**Task goal:**
Return each line of the records with nothing changed, pictures excepted.

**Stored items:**
════════════════

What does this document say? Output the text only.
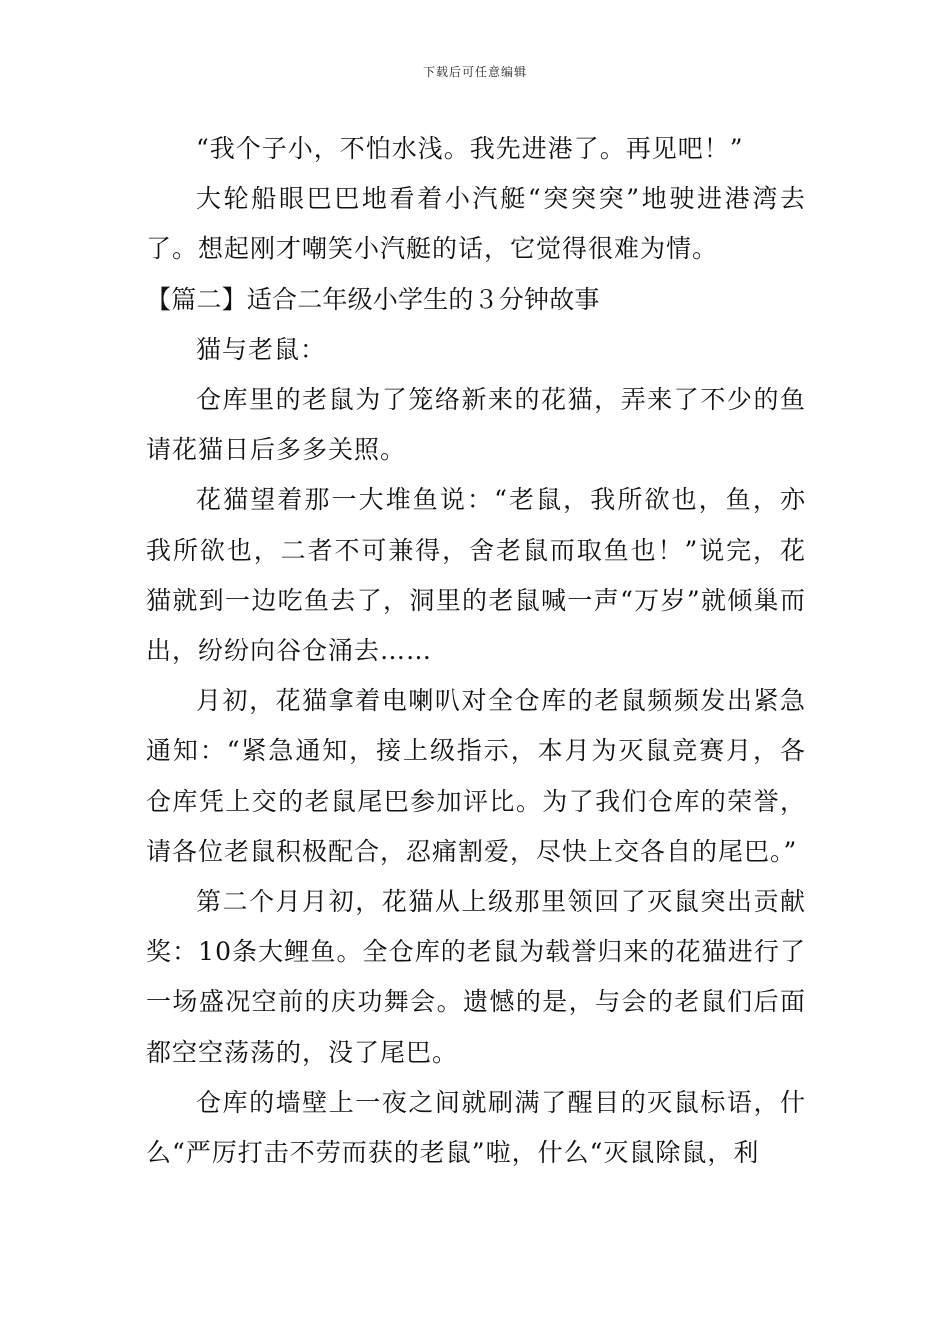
下载后可任意编辑

“我个子小，不怕水浅。我先进港了。再见吧！”

大轮船眼巴巴地看着小汽艇“突突突”地驶进港湾去了。想起刚才嘲笑小汽艇的话，它觉得很难为情。

【篇二】适合二年级小学生的３分钟故事

猫与老鼠：

仓库里的老鼠为了笼络新来的花猫，弄来了不少的鱼请花猫日后多多关照。

花猫望着那一大堆鱼说：“老鼠，我所欲也，鱼，亦我所欲也，二者不可兼得，舍老鼠而取鱼也！”说完，花猫就到一边吃鱼去了，洞里的老鼠喊一声“万岁”就倾巢而出，纷纷向谷仓涌去……

月初，花猫拿着电喇叭对全仓库的老鼠频频发出紧急通知：“紧急通知，接上级指示，本月为灭鼠竞赛月，各仓库凭上交的老鼠尾巴参加评比。为了我们仓库的荣誉，请各位老鼠积极配合，忍痛割爱，尽快上交各自的尾巴。”

第二个月月初，花猫从上级那里领回了灭鼠突出贡献奖：10条大鲤鱼。全仓库的老鼠为载誉归来的花猫进行了一场盛况空前的庆功舞会。遗憾的是，与会的老鼠们后面都空空荡荡的，没了尾巴。

仓库的墙壁上一夜之间就刷满了醒目的灭鼠标语，什么“严厉打击不劳而获的老鼠”啦，什么“灭鼠除鼠，利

════════════════

**Exercise answer:**
What does this document say? Output the text only.
下载后可任意编辑

“我个子小，不怕水浅。我先进港了。再见吧！”

大轮船眼巴巴地看着小汽艇“突突突”地驶进港湾去了。想起刚才嘲笑小汽艇的话，它觉得很难为情。

【篇二】适合二年级小学生的３分钟故事

猫与老鼠：

仓库里的老鼠为了笼络新来的花猫，弄来了不少的鱼请花猫日后多多关照。

花猫望着那一大堆鱼说：“老鼠，我所欲也，鱼，亦我所欲也，二者不可兼得，舍老鼠而取鱼也！”说完，花猫就到一边吃鱼去了，洞里的老鼠喊一声“万岁”就倾巢而出，纷纷向谷仓涌去……

月初，花猫拿着电喇叭对全仓库的老鼠频频发出紧急通知：“紧急通知，接上级指示，本月为灭鼠竞赛月，各仓库凭上交的老鼠尾巴参加评比。为了我们仓库的荣誉，请各位老鼠积极配合，忍痛割爱，尽快上交各自的尾巴。”

第二个月月初，花猫从上级那里领回了灭鼠突出贡献奖：10条大鲤鱼。全仓库的老鼠为载誉归来的花猫进行了一场盛况空前的庆功舞会。遗憾的是，与会的老鼠们后面都空空荡荡的，没了尾巴。

仓库的墙壁上一夜之间就刷满了醒目的灭鼠标语，什么“严厉打击不劳而获的老鼠”啦，什么“灭鼠除鼠，利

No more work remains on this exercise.